*THE DATA*
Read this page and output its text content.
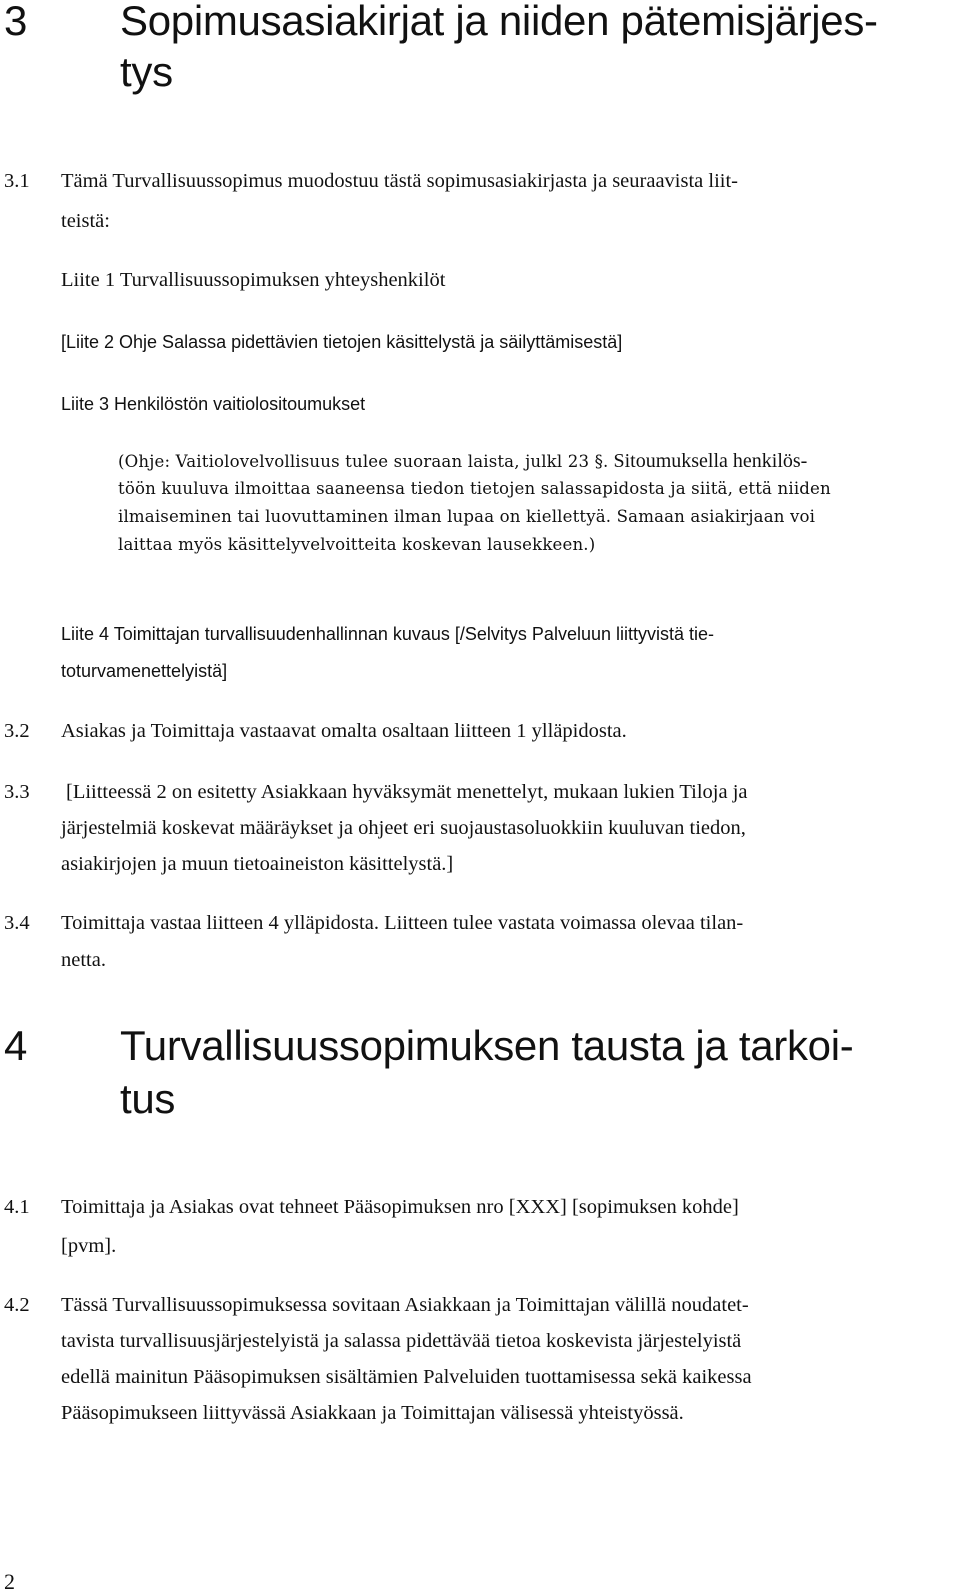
3 Sopimusasiakirjat ja niiden pätemisjärjes-
tys
3.1 Tämä Turvallisuussopimus muodostuu tästä sopimusasiakirjasta ja seuraavista liit-
teistä:
Liite 1 Turvallisuussopimuksen yhteyshenkilöt
[Liite 2 Ohje Salassa pidettävien tietojen käsittelystä ja säilyttämisestä]
Liite 3 Henkilöstön vaitiolositoumukset
(Ohje: Vaitiolovelvollisuus tulee suoraan laista, julkl 23 §. Sitoumuksella henkilös-
töön kuuluva ilmoittaa saaneensa tiedon tietojen salassapidosta ja siitä, että niiden
ilmaiseminen tai luovuttaminen ilman lupaa on kiellettyä. Samaan asiakirjaan voi
laittaa myös käsittelyvelvoitteita koskevan lausekkeen.)
Liite 4 Toimittajan turvallisuudenhallinnan kuvaus [/Selvitys Palveluun liittyvistä tie-
toturvamenettelyistä]
3.2 Asiakas ja Toimittaja vastaavat omalta osaltaan liitteen 1 ylläpidosta.
3.3 [Liitteessä 2 on esitetty Asiakkaan hyväksymät menettelyt, mukaan lukien Tiloja ja
järjestelmiä koskevat määräykset ja ohjeet eri suojaustasoluokkiin kuuluvan tiedon,
asiakirjojen ja muun tietoaineiston käsittelystä.]
3.4 Toimittaja vastaa liitteen 4 ylläpidosta. Liitteen tulee vastata voimassa olevaa tilan-
netta.
4 Turvallisuussopimuksen tausta ja tarkoi-
tus
4.1 Toimittaja ja Asiakas ovat tehneet Pääsopimuksen nro [XXX] [sopimuksen kohde]
[pvm].
4.2 Tässä Turvallisuussopimuksessa sovitaan Asiakkaan ja Toimittajan välillä noudatet-
tavista turvallisuusjärjestelyistä ja salassa pidettävää tietoa koskevista järjestelyistä
edellä mainitun Pääsopimuksen sisältämien Palveluiden tuottamisessa sekä kaikessa
Pääsopimukseen liittyvässä Asiakkaan ja Toimittajan välisessä yhteistyössä.
2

*EXERCISE BRIEF*
Pick each line holding the word "tiedon" out of the listing.

*WRITTEN REPLY*
töön kuuluva ilmoittaa saaneensa tiedon tietojen salassapidosta ja siitä, että niiden
järjestelmiä koskevat määräykset ja ohjeet eri suojaustasoluokkiin kuuluvan tiedon,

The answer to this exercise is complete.